WHAT IS REQUIRED> Look through the lines below and state how many hold the word "скорость". Write only the number.

(Data records)
-- begin --

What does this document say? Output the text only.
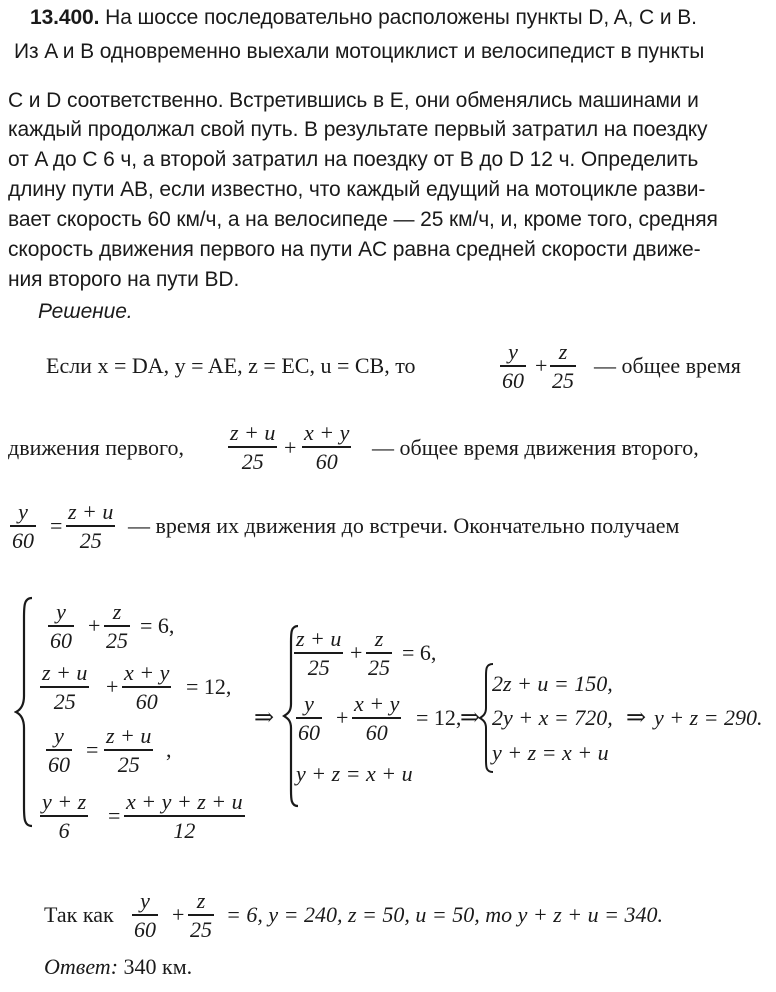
13.400. На шоссе последовательно расположены пункты D, A, C и B.
Из A и B одновременно выехали мотоциклист и велосипедист в пункты
C и D соответственно. Встретившись в E, они обменялись машинами и
каждый продолжал свой путь. В результате первый затратил на поездку
от A до C 6 ч, а второй затратил на поездку от B до D 12 ч. Определить
длину пути AB, если известно, что каждый едущий на мотоцикле разви-
вает скорость 60 км/ч, а на велосипеде — 25 км/ч, и, кроме того, средняя
скорость движения первого на пути AC равна средней скорости движе-
ния второго на пути BD.
Решение.
Если x = DA, y = AE, z = EC, u = CB, то
y
60
+
z
25
— общее время
движения первого,
z + u
25
+
x + y
60
— общее время движения второго,
y
60
=
z + u
25
— время их движения до встречи. Окончательно получаем
y
60
+
z
25
= 6,
z + u
25
+
x + y
60
= 12,
y
60
=
z + u
25
,
y + z
6
=
x + y + z + u
12
⇒
z + u
25
+
z
25
= 6,
y
60
+
x + y
60
= 12,
⇒
y + z = x + u
2z + u = 150,
2y + x = 720, ⇒ y + z = 290.
y + z = x + u
Так как
y
60
+
z
25
= 6, y = 240, z = 50, u = 50, то y + z + u = 340.
Ответ: 340 км.
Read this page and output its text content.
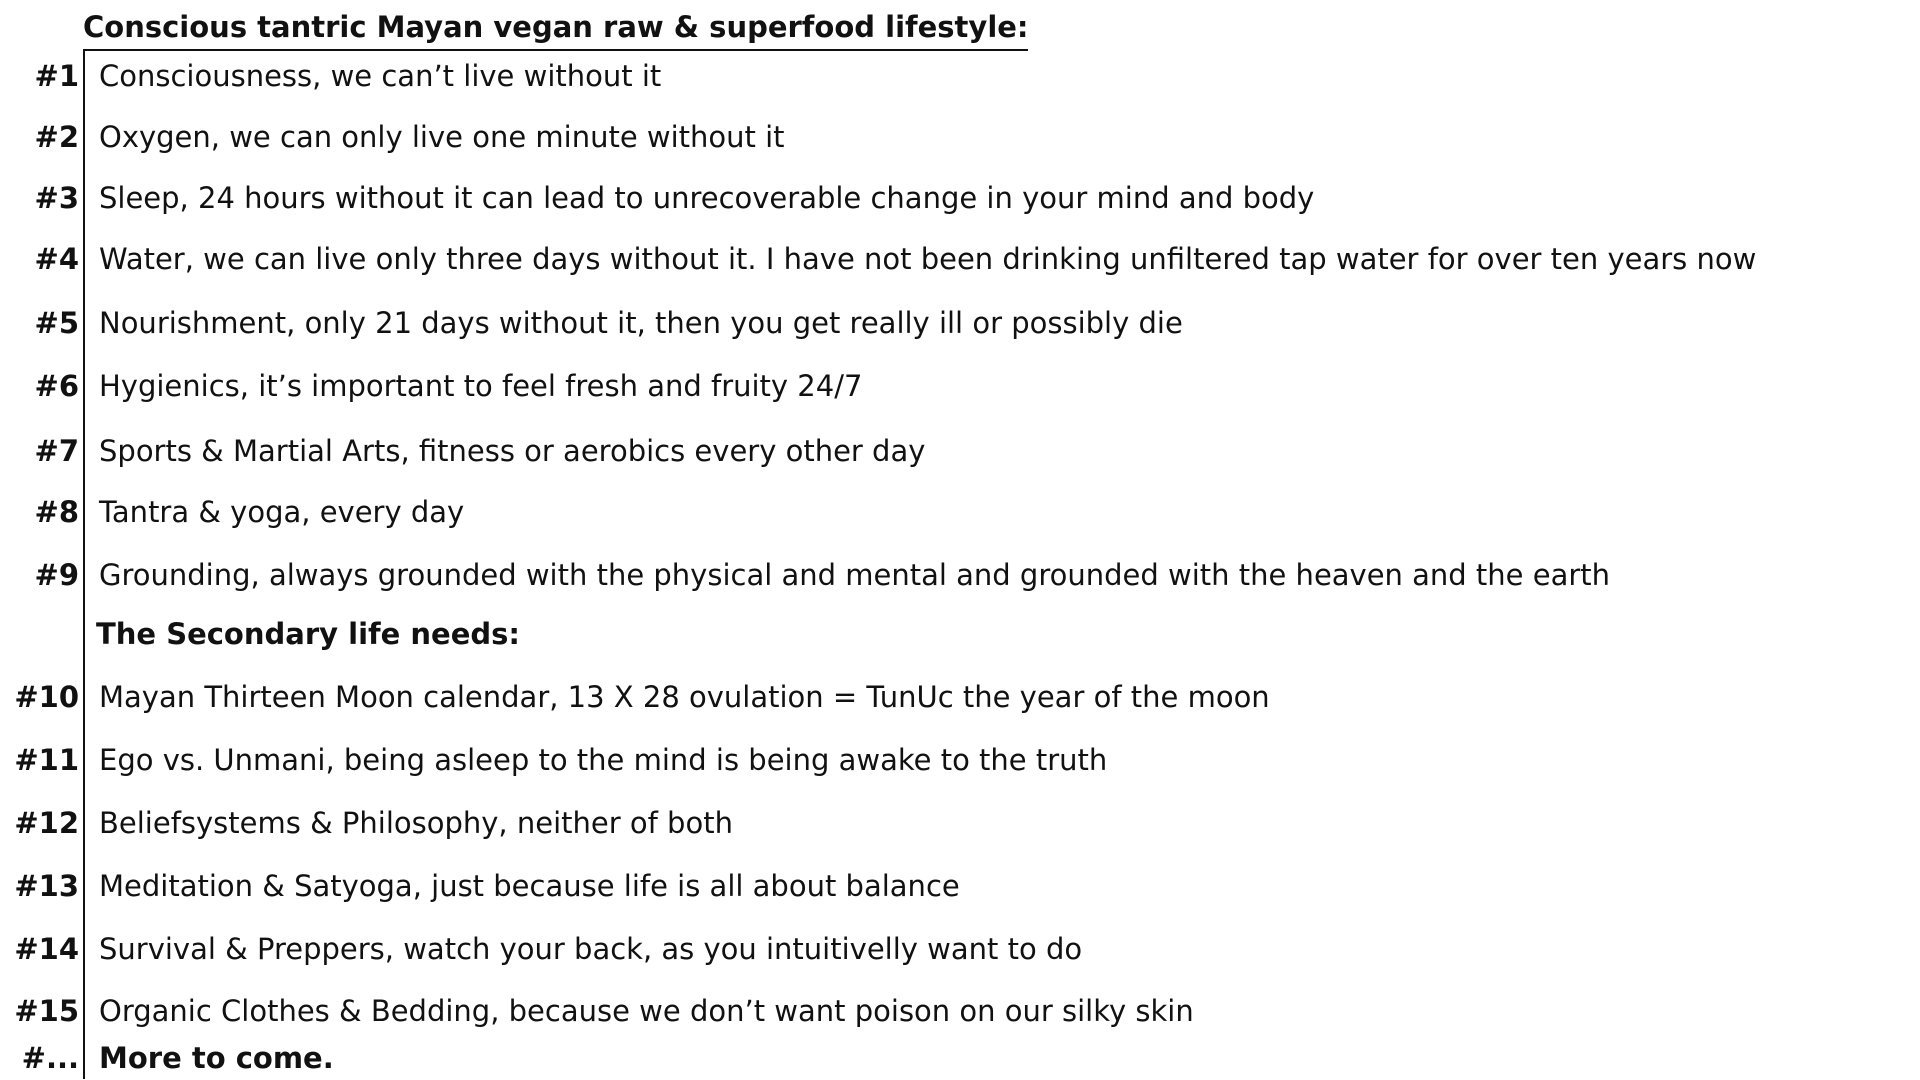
Conscious tantric Mayan vegan raw & superfood lifestyle:
#1 Consciousness, we can’t live without it
#2 Oxygen, we can only live one minute without it
#3 Sleep, 24 hours without it can lead to unrecoverable change in your mind and body
#4 Water, we can live only three days without it. I have not been drinking unfiltered tap water for over ten years now
#5 Nourishment, only 21 days without it, then you get really ill or possibly die
#6 Hygienics, it’s important to feel fresh and fruity 24/7
#7 Sports & Martial Arts, fitness or aerobics every other day
#8 Tantra & yoga, every day
#9 Grounding, always grounded with the physical and mental and grounded with the heaven and the earth
The Secondary life needs:
#10 Mayan Thirteen Moon calendar, 13 X 28 ovulation = TunUc the year of the moon
#11 Ego vs. Unmani, being asleep to the mind is being awake to the truth
#12 Beliefsystems & Philosophy, neither of both
#13 Meditation & Satyoga, just because life is all about balance
#14 Survival & Preppers, watch your back, as you intuitivelly want to do
#15 Organic Clothes & Bedding, because we don’t want poison on our silky skin
#... More to come.
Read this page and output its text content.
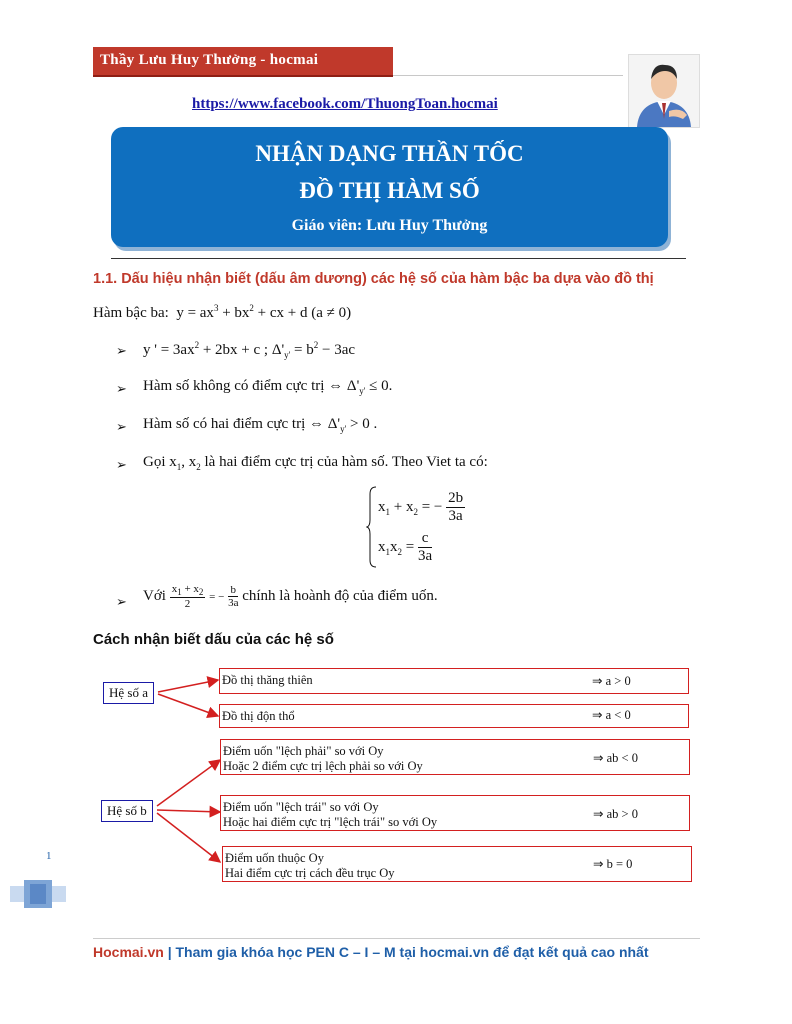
Thầy Lưu Huy Thưởng - hocmai
https://www.facebook.com/ThuongToan.hocmai
NHẬN DẠNG THẦN TỐC
ĐỒ THỊ HÀM SỐ
Giáo viên: Lưu Huy Thưởng
1.1. Dấu hiệu nhận biết (dấu âm dương) các hệ số của hàm bậc ba dựa vào đồ thị
Hàm bậc ba:  $y = ax^3 + bx^2$ + cx + d (a ≠ 0)
➢ y ' = $3ax^2 + 2bx + c$ ; $\Delta'_{y'} = b^2 - 3ac$
➢ Hàm số không có điểm cực trị ⇔ $\Delta'_{y'} \le 0$.
➢ Hàm số có hai điểm cực trị ⇔ $\Delta'_{y'} > 0$ .
➢ Gọi $x_1$, $x_2$ là hai điểm cực trị của hàm số. Theo Viet ta có:
$x_1 + x_2$ = − $\frac{2b}{3a}$
$x_1x_2 = \frac{c}{3a}$
➢ Với $\frac{x_1 + x_2}{2}$ = − $\frac{b}{3a}$ chính là hoành độ của điểm uốn.
Cách nhận biết dấu của các hệ số
Hệ số a
Hệ số b
Đồ thị thăng thiên	⇒ a > 0
Đồ thị độn thổ	⇒ a < 0
Điểm uốn "lệch phải" so với Oy
Hoặc 2 điểm cực trị lệch phải so với Oy
⇒ ab < 0
Điểm uốn "lệch trái" so với Oy
Hoặc hai điểm cực trị "lệch trái" so với Oy
⇒ ab > 0
Điểm uốn thuộc Oy
Hai điểm cực trị cách đều trục Oy
⇒ b = 0
1
Hocmai.vn | Tham gia khóa học PEN C – I – M tại hocmai.vn để đạt kết quả cao nhất
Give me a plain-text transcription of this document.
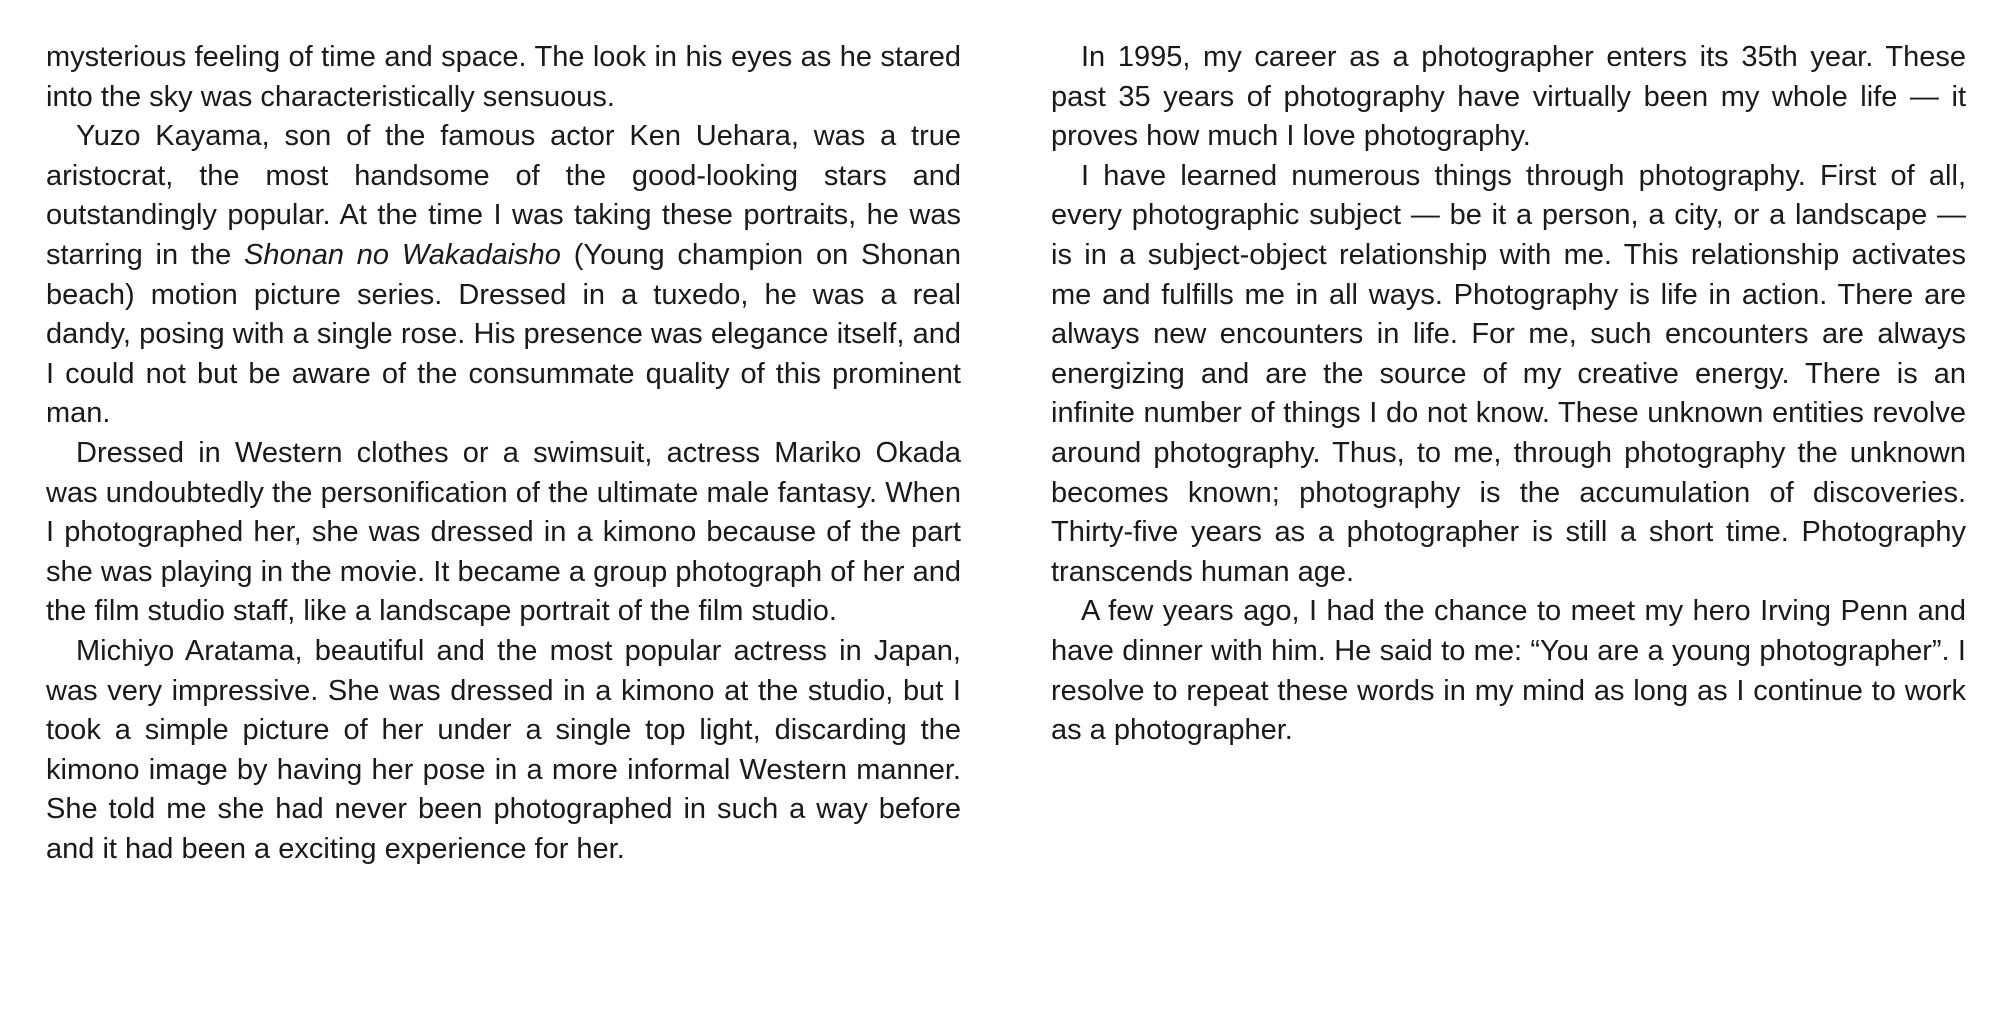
mysterious feeling of time and space. The look in his eyes as he stared into the sky was characteristically sensuous.

Yuzo Kayama, son of the famous actor Ken Uehara, was a true aristocrat, the most handsome of the good-looking stars and outstandingly popular. At the time I was taking these portraits, he was starring in the Shonan no Wakadaisho (Young champion on Shonan beach) motion picture series. Dressed in a tuxedo, he was a real dandy, posing with a single rose. His presence was elegance itself, and I could not but be aware of the consummate quality of this prominent man.

Dressed in Western clothes or a swimsuit, actress Mariko Okada was undoubtedly the personification of the ultimate male fantasy. When I photographed her, she was dressed in a kimono because of the part she was playing in the movie. It became a group photograph of her and the film studio staff, like a landscape portrait of the film studio.

Michiyo Aratama, beautiful and the most popular actress in Japan, was very impressive. She was dressed in a kimono at the studio, but I took a simple picture of her under a single top light, discarding the kimono image by having her pose in a more informal Western manner. She told me she had never been photographed in such a way before and it had been a exciting experience for her.

In 1995, my career as a photographer enters its 35th year. These past 35 years of photography have virtually been my whole life — it proves how much I love photography.

I have learned numerous things through photography. First of all, every photographic subject — be it a person, a city, or a landscape — is in a subject-object relationship with me. This relationship activates me and fulfills me in all ways. Photography is life in action. There are always new encounters in life. For me, such encounters are always energizing and are the source of my creative energy. There is an infinite number of things I do not know. These unknown entities revolve around photography. Thus, to me, through photography the unknown becomes known; photography is the accumulation of discoveries. Thirty-five years as a photographer is still a short time. Photography transcends human age.

A few years ago, I had the chance to meet my hero Irving Penn and have dinner with him. He said to me: “You are a young photographer”. I resolve to repeat these words in my mind as long as I continue to work as a photographer.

-- end --

EXERCISE RESPONSE> 2